* Exercise requirements *
All lines below must be repeated exactly, with the pictures omitted.

— start The records —

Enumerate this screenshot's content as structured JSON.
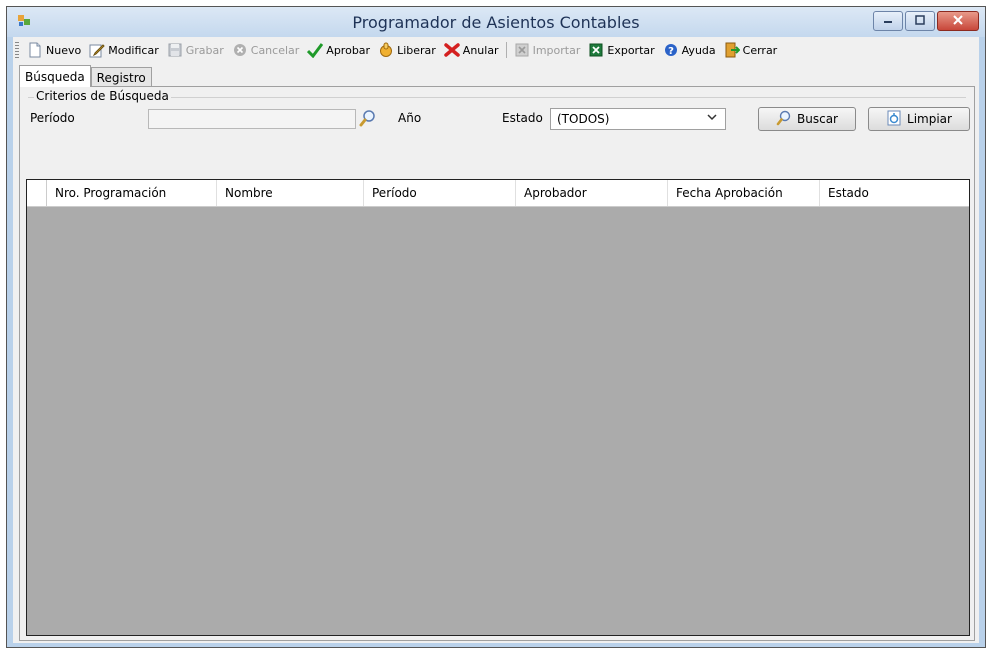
{
  "window": {
    "title": "Programador de Asientos Contables",
    "controls": {
      "minimize": "▭",
      "maximize": "▢",
      "close": "✕"
    }
  },
  "toolbar": {
    "items": [
      {
        "label": "Nuevo",
        "icon": "new-document-icon",
        "enabled": true
      },
      {
        "label": "Modificar",
        "icon": "edit-pencil-icon",
        "enabled": true
      },
      {
        "label": "Grabar",
        "icon": "save-disk-icon",
        "enabled": false
      },
      {
        "label": "Cancelar",
        "icon": "cancel-circle-icon",
        "enabled": false
      },
      {
        "label": "Aprobar",
        "icon": "check-mark-icon",
        "enabled": true
      },
      {
        "label": "Liberar",
        "icon": "release-hand-icon",
        "enabled": true
      },
      {
        "label": "Anular",
        "icon": "red-x-icon",
        "enabled": true
      },
      {
        "label": "Importar",
        "icon": "excel-import-icon",
        "enabled": false
      },
      {
        "label": "Exportar",
        "icon": "excel-export-icon",
        "enabled": true
      },
      {
        "label": "Ayuda",
        "icon": "help-icon",
        "enabled": true
      },
      {
        "label": "Cerrar",
        "icon": "exit-door-icon",
        "enabled": true
      }
    ]
  },
  "tabs": [
    {
      "label": "Búsqueda",
      "active": true
    },
    {
      "label": "Registro",
      "active": false
    }
  ],
  "criteria": {
    "legend": "Criterios de Búsqueda",
    "periodo_label": "Período",
    "periodo_value": "",
    "anio_label": "Año",
    "estado_label": "Estado",
    "estado_value": "(TODOS)",
    "buscar_label": "Buscar",
    "limpiar_label": "Limpiar"
  },
  "grid": {
    "columns": [
      "Nro. Programación",
      "Nombre",
      "Período",
      "Aprobador",
      "Fecha Aprobación",
      "Estado"
    ],
    "rows": []
  },
  "colors": {
    "grid_background": "#ababab",
    "title_text": "#1e3256",
    "close_button": "#c8473a"
  }
}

— end The records —

* Task output *
Enumerate this screenshot's content as structured JSON.
{
  "window": {
    "title": "Programador de Asientos Contables",
    "controls": {
      "minimize": "▭",
      "maximize": "▢",
      "close": "✕"
    }
  },
  "toolbar": {
    "items": [
      {
        "label": "Nuevo",
        "icon": "new-document-icon",
        "enabled": true
      },
      {
        "label": "Modificar",
        "icon": "edit-pencil-icon",
        "enabled": true
      },
      {
        "label": "Grabar",
        "icon": "save-disk-icon",
        "enabled": false
      },
      {
        "label": "Cancelar",
        "icon": "cancel-circle-icon",
        "enabled": false
      },
      {
        "label": "Aprobar",
        "icon": "check-mark-icon",
        "enabled": true
      },
      {
        "label": "Liberar",
        "icon": "release-hand-icon",
        "enabled": true
      },
      {
        "label": "Anular",
        "icon": "red-x-icon",
        "enabled": true
      },
      {
        "label": "Importar",
        "icon": "excel-import-icon",
        "enabled": false
      },
      {
        "label": "Exportar",
        "icon": "excel-export-icon",
        "enabled": true
      },
      {
        "label": "Ayuda",
        "icon": "help-icon",
        "enabled": true
      },
      {
        "label": "Cerrar",
        "icon": "exit-door-icon",
        "enabled": true
      }
    ]
  },
  "tabs": [
    {
      "label": "Búsqueda",
      "active": true
    },
    {
      "label": "Registro",
      "active": false
    }
  ],
  "criteria": {
    "legend": "Criterios de Búsqueda",
    "periodo_label": "Período",
    "periodo_value": "",
    "anio_label": "Año",
    "estado_label": "Estado",
    "estado_value": "(TODOS)",
    "buscar_label": "Buscar",
    "limpiar_label": "Limpiar"
  },
  "grid": {
    "columns": [
      "Nro. Programación",
      "Nombre",
      "Período",
      "Aprobador",
      "Fecha Aprobación",
      "Estado"
    ],
    "rows": []
  },
  "colors": {
    "grid_background": "#ababab",
    "title_text": "#1e3256",
    "close_button": "#c8473a"
  }
}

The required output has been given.